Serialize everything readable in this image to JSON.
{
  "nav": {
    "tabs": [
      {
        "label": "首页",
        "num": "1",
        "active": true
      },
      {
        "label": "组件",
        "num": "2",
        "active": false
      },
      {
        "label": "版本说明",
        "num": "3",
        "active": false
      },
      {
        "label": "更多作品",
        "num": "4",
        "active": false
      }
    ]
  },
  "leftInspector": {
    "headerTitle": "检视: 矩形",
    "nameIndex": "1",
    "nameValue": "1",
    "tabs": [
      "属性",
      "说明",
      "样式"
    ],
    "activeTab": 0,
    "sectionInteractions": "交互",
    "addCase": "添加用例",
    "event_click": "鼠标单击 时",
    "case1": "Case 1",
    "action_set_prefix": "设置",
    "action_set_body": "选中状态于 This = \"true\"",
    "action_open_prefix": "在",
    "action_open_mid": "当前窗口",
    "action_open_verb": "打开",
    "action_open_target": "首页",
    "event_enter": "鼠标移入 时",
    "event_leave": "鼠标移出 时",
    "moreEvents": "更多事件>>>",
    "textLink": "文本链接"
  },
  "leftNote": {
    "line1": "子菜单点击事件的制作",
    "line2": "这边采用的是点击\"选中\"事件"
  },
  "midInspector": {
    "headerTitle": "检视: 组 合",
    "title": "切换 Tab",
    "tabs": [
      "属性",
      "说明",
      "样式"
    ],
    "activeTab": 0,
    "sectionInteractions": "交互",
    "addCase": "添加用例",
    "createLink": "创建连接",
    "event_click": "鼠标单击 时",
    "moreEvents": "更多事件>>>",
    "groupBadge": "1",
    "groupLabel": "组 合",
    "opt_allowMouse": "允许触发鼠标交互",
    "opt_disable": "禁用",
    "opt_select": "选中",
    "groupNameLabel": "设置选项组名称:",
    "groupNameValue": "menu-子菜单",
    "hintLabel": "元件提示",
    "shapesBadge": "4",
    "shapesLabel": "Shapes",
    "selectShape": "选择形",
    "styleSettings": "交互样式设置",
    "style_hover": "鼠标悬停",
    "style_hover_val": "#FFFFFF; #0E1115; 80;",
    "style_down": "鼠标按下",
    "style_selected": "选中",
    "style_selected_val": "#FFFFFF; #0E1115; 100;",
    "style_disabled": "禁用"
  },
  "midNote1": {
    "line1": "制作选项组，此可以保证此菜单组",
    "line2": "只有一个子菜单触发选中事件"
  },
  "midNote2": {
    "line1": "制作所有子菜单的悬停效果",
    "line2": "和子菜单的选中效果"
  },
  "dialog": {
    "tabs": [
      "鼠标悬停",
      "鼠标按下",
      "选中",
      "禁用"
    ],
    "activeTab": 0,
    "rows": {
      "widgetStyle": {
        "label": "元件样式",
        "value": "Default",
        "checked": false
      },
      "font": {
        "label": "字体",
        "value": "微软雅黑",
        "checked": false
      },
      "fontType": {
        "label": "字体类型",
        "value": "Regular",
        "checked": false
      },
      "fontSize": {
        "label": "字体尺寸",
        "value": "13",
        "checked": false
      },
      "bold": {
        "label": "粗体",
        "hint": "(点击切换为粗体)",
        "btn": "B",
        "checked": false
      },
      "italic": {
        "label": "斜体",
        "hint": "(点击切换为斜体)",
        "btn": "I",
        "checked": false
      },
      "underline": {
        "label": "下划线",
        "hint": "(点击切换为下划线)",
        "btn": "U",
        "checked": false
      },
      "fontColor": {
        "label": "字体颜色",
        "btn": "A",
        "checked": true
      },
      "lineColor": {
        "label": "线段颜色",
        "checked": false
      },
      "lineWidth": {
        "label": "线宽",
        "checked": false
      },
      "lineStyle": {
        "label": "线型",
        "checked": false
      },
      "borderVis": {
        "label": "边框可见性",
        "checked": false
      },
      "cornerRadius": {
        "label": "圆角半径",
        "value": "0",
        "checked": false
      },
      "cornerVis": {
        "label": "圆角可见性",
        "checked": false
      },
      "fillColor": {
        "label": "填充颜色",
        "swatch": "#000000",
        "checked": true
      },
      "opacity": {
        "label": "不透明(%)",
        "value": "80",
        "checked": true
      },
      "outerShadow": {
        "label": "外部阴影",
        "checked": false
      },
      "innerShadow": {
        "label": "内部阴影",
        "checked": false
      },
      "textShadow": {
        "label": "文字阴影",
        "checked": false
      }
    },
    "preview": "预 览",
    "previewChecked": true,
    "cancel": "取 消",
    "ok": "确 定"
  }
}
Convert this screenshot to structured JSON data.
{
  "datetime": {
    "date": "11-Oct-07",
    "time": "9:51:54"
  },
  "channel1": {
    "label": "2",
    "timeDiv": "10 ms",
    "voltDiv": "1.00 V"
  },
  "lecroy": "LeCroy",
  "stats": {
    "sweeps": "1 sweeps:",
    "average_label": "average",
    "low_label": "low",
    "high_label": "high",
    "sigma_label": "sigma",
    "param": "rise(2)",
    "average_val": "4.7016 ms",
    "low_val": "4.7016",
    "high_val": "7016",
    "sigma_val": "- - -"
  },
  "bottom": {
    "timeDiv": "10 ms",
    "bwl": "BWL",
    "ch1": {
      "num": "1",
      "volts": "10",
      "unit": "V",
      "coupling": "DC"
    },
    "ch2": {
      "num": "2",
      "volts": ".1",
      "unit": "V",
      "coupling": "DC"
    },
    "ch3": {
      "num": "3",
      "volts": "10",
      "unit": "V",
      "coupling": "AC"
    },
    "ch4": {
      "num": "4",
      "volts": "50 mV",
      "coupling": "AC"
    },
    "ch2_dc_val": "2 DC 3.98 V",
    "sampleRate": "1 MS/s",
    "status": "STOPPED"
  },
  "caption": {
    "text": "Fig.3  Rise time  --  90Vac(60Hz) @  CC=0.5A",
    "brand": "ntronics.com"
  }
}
========================================================================
Problem: Each line above is to be repeated exactly.

Result below:
Serialize everything readable in this image to JSON.
{
  "nav": {
    "tabs": [
      {
        "label": "首页",
        "num": "1",
        "active": true
      },
      {
        "label": "组件",
        "num": "2",
        "active": false
      },
      {
        "label": "版本说明",
        "num": "3",
        "active": false
      },
      {
        "label": "更多作品",
        "num": "4",
        "active": false
      }
    ]
  },
  "leftInspector": {
    "headerTitle": "检视: 矩形",
    "nameIndex": "1",
    "nameValue": "1",
    "tabs": [
      "属性",
      "说明",
      "样式"
    ],
    "activeTab": 0,
    "sectionInteractions": "交互",
    "addCase": "添加用例",
    "event_click": "鼠标单击 时",
    "case1": "Case 1",
    "action_set_prefix": "设置",
    "action_set_body": "选中状态于 This = \"true\"",
    "action_open_prefix": "在",
    "action_open_mid": "当前窗口",
    "action_open_verb": "打开",
    "action_open_target": "首页",
    "event_enter": "鼠标移入 时",
    "event_leave": "鼠标移出 时",
    "moreEvents": "更多事件>>>",
    "textLink": "文本链接"
  },
  "leftNote": {
    "line1": "子菜单点击事件的制作",
    "line2": "这边采用的是点击\"选中\"事件"
  },
  "midInspector": {
    "headerTitle": "检视: 组 合",
    "title": "切换 Tab",
    "tabs": [
      "属性",
      "说明",
      "样式"
    ],
    "activeTab": 0,
    "sectionInteractions": "交互",
    "addCase": "添加用例",
    "createLink": "创建连接",
    "event_click": "鼠标单击 时",
    "moreEvents": "更多事件>>>",
    "groupBadge": "1",
    "groupLabel": "组 合",
    "opt_allowMouse": "允许触发鼠标交互",
    "opt_disable": "禁用",
    "opt_select": "选中",
    "groupNameLabel": "设置选项组名称:",
    "groupNameValue": "menu-子菜单",
    "hintLabel": "元件提示",
    "shapesBadge": "4",
    "shapesLabel": "Shapes",
    "selectShape": "选择形",
    "styleSettings": "交互样式设置",
    "style_hover": "鼠标悬停",
    "style_hover_val": "#FFFFFF; #0E1115; 80;",
    "style_down": "鼠标按下",
    "style_selected": "选中",
    "style_selected_val": "#FFFFFF; #0E1115; 100;",
    "style_disabled": "禁用"
  },
  "midNote1": {
    "line1": "制作选项组，此可以保证此菜单组",
    "line2": "只有一个子菜单触发选中事件"
  },
  "midNote2": {
    "line1": "制作所有子菜单的悬停效果",
    "line2": "和子菜单的选中效果"
  },
  "dialog": {
    "tabs": [
      "鼠标悬停",
      "鼠标按下",
      "选中",
      "禁用"
    ],
    "activeTab": 0,
    "rows": {
      "widgetStyle": {
        "label": "元件样式",
        "value": "Default",
        "checked": false
      },
      "font": {
        "label": "字体",
        "value": "微软雅黑",
        "checked": false
      },
      "fontType": {
        "label": "字体类型",
        "value": "Regular",
        "checked": false
      },
      "fontSize": {
        "label": "字体尺寸",
        "value": "13",
        "checked": false
      },
      "bold": {
        "label": "粗体",
        "hint": "(点击切换为粗体)",
        "btn": "B",
        "checked": false
      },
      "italic": {
        "label": "斜体",
        "hint": "(点击切换为斜体)",
        "btn": "I",
        "checked": false
      },
      "underline": {
        "label": "下划线",
        "hint": "(点击切换为下划线)",
        "btn": "U",
        "checked": false
      },
      "fontColor": {
        "label": "字体颜色",
        "btn": "A",
        "checked": true
      },
      "lineColor": {
        "label": "线段颜色",
        "checked": false
      },
      "lineWidth": {
        "label": "线宽",
        "checked": false
      },
      "lineStyle": {
        "label": "线型",
        "checked": false
      },
      "borderVis": {
        "label": "边框可见性",
        "checked": false
      },
      "cornerRadius": {
        "label": "圆角半径",
        "value": "0",
        "checked": false
      },
      "cornerVis": {
        "label": "圆角可见性",
        "checked": false
      },
      "fillColor": {
        "label": "填充颜色",
        "swatch": "#000000",
        "checked": true
      },
      "opacity": {
        "label": "不透明(%)",
        "value": "80",
        "checked": true
      },
      "outerShadow": {
        "label": "外部阴影",
        "checked": false
      },
      "innerShadow": {
        "label": "内部阴影",
        "checked": false
      },
      "textShadow": {
        "label": "文字阴影",
        "checked": false
      }
    },
    "preview": "预 览",
    "previewChecked": true,
    "cancel": "取 消",
    "ok": "确 定"
  }
}
Convert this screenshot to structured JSON data.
{
  "datetime": {
    "date": "11-Oct-07",
    "time": "9:51:54"
  },
  "channel1": {
    "label": "2",
    "timeDiv": "10 ms",
    "voltDiv": "1.00 V"
  },
  "lecroy": "LeCroy",
  "stats": {
    "sweeps": "1 sweeps:",
    "average_label": "average",
    "low_label": "low",
    "high_label": "high",
    "sigma_label": "sigma",
    "param": "rise(2)",
    "average_val": "4.7016 ms",
    "low_val": "4.7016",
    "high_val": "7016",
    "sigma_val": "- - -"
  },
  "bottom": {
    "timeDiv": "10 ms",
    "bwl": "BWL",
    "ch1": {
      "num": "1",
      "volts": "10",
      "unit": "V",
      "coupling": "DC"
    },
    "ch2": {
      "num": "2",
      "volts": ".1",
      "unit": "V",
      "coupling": "DC"
    },
    "ch3": {
      "num": "3",
      "volts": "10",
      "unit": "V",
      "coupling": "AC"
    },
    "ch4": {
      "num": "4",
      "volts": "50 mV",
      "coupling": "AC"
    },
    "ch2_dc_val": "2 DC 3.98 V",
    "sampleRate": "1 MS/s",
    "status": "STOPPED"
  },
  "caption": {
    "text": "Fig.3  Rise time  --  90Vac(60Hz) @  CC=0.5A",
    "brand": "ntronics.com"
  }
}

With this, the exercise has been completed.